* [Excerpted text]:

▽

How to Make the Most of Your Class Break

If You Smoke

  • Congratulations! You have chosen to risk your long-term health for a more immediately gratifying purpose: meeting like-minded friends. The key to enjoying a whole cigarette — as well as some meaningful conversation, often in the space of a mere ten minutes — is rushing to the elevator as soon as class is dismissed.
  • To guarantee that others will rush with you, roll at least three cigarettes during the slide lecture.
  • Stake out the nearest-to-classroom vending machines in each building and always have money on your ARTICard so you can swipe your way to a Diet Coke if caffeination seems necessary. Seduce and sleep with the staff at Cosi and you may even be able to procure a latte, or perhaps a Snickerdoodle.
  • Remember to bring your ID downstairs, so you don’t have to cajole the security guard into letting you back in, because your recent departure and “oh shit” empty-handedness, save the lighter, does not assure your re-entry.

 

How to Talk Like an Master’s of Art History Student

(Even If You’re Not One)

  • Read everything you can find by your professor. This is the first Lexis-Nexis search you should do in any course. Absorb and then shamelessly ape his or her writing style, hypotheses, and influences. Don’t let on that you think he/she is full of shit until your class is having post-critique beers at Exchequer. If you grow to really dislike the class, find your professor’s master’s thesis and cite it in your term paper.
  • If you can’t tell Foucault from Truffaut, get as many volumes as possible from the “... For Beginners” and “Introducing ...” series, published by Writers and Readers and Totem books, respectively. They’re like comic-book/Cliffs Note hybrids for the academically challenged, and feature things like a cartoon Heidegger explaining the meaning of dasein (“the human entity in all its ways of being”) via thought bubbles. Great bathroom reading.
  • As you verbally justify an argument, refer to all relevant theorists by their last name only, as if it were their lone identifier, like Prince or Cher. Or Greenberg.
  • Whenever possible, use words like pedantic, causality, multiplicity, dialectic, problematic, transgressive, and unpack. (As in: “to unpack Greenberg’s theory of kitsch, one must examine his treatment of the avant-garde.”)
  • Never, ever utter the word postmodernism.

△

* [Data shown]:
▽

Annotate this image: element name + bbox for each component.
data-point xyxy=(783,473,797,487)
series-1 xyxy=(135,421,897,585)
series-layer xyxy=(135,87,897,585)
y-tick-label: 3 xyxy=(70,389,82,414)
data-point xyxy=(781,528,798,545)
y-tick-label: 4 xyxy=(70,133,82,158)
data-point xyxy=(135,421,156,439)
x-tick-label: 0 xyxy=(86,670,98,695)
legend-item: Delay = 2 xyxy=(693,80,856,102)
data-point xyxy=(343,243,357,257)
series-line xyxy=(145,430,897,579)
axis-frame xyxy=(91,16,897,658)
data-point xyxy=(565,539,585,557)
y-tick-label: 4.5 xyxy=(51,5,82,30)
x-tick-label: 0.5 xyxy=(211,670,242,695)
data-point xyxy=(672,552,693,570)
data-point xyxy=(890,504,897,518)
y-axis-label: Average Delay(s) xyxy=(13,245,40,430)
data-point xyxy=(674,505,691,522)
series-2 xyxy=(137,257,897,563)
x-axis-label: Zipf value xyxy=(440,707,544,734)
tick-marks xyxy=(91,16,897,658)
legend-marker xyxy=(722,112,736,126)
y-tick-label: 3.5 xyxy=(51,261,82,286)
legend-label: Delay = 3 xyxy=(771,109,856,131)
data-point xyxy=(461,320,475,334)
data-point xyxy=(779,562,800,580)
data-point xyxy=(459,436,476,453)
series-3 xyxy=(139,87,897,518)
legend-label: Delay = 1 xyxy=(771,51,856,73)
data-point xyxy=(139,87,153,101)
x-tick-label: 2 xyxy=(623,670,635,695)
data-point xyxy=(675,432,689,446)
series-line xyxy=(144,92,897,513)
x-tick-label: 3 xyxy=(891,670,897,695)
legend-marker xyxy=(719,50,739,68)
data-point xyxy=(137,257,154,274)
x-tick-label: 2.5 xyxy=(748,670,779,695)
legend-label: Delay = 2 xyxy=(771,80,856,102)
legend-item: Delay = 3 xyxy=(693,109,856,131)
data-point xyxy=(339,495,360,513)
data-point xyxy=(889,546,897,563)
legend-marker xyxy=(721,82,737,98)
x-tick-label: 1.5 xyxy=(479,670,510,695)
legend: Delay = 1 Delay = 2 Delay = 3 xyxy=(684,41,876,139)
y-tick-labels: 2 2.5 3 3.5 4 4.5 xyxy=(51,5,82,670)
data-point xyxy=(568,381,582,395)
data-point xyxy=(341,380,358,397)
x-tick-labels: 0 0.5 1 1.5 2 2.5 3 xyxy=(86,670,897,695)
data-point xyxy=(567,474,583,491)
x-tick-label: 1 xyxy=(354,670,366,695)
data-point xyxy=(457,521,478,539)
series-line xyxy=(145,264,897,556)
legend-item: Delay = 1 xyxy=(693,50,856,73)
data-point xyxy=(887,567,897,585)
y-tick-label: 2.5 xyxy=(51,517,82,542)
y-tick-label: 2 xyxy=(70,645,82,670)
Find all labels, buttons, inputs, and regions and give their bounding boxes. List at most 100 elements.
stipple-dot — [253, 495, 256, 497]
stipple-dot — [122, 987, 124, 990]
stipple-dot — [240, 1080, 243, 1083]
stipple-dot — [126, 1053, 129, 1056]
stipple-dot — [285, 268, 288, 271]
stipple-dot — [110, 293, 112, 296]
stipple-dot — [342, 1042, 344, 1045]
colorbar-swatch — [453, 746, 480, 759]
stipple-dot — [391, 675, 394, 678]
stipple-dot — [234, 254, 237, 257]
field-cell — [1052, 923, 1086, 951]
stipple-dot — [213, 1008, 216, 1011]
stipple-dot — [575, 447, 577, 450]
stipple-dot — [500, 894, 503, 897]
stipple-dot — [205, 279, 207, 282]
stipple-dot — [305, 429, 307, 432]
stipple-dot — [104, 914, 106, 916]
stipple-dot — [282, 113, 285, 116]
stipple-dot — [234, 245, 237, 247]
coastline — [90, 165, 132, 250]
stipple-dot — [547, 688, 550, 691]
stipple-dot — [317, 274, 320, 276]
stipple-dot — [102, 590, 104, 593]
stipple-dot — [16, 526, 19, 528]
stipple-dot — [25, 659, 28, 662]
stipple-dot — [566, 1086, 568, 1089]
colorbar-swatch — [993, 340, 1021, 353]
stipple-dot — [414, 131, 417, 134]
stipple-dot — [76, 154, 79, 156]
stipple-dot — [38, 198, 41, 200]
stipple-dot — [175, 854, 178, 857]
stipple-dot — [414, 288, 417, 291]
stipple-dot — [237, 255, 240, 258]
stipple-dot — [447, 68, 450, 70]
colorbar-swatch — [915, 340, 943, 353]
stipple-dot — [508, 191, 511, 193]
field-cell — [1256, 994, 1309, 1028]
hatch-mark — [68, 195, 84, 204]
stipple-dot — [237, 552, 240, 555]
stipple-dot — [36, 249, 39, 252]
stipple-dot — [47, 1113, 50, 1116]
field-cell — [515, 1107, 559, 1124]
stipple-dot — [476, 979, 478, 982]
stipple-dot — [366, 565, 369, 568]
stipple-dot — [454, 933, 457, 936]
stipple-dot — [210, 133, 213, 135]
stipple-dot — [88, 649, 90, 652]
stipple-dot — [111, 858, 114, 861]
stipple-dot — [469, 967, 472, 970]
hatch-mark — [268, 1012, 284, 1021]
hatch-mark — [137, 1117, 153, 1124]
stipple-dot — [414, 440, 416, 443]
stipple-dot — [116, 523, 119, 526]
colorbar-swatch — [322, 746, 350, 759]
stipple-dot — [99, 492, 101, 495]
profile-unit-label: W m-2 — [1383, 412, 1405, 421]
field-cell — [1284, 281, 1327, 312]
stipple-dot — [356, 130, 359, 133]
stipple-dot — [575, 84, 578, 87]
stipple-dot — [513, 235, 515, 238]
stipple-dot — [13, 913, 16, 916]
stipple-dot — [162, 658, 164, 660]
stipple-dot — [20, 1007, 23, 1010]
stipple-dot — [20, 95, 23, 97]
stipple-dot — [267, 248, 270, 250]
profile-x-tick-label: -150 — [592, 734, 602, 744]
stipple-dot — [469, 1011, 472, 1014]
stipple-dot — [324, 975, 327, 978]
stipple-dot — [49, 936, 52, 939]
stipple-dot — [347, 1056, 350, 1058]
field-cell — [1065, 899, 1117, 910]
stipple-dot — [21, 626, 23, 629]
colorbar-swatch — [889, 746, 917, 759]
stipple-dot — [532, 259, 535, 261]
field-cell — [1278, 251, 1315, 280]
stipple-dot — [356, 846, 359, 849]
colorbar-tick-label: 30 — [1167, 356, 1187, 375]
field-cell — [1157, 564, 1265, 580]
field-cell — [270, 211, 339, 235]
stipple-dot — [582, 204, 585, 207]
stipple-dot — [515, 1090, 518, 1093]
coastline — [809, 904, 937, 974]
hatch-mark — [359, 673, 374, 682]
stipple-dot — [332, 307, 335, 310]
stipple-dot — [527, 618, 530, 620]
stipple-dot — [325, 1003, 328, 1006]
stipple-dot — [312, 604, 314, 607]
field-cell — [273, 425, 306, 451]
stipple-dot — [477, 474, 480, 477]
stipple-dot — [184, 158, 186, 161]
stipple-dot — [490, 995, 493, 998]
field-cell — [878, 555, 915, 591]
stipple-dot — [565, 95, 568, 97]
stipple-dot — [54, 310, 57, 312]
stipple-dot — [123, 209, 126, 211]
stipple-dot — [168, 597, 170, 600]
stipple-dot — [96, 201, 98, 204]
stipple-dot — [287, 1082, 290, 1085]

△

* [Set tasks]:
1 – Using the student guide, say whether each statement agrees with it, answering yes or no and quoting the deciding words: (a) It recommends rolling at least three cigarettes during the slide lecture. (b) It advises using the word postmodernism whenever possible. (c) The "For Beginners" series is published by Totem books.
2 – List every word that the student guide says to use whenever possible.

* [Solutions to the problems]:
1 –
(a) Yes: "roll at least three cigarettes during the slide lecture."
(b) No: "Never, ever utter the word postmodernism."
(c) No: "published by Writers and Readers and Totem books, respectively."

2 – pedantic, causality, multiplicity, dialectic, problematic, transgressive, unpack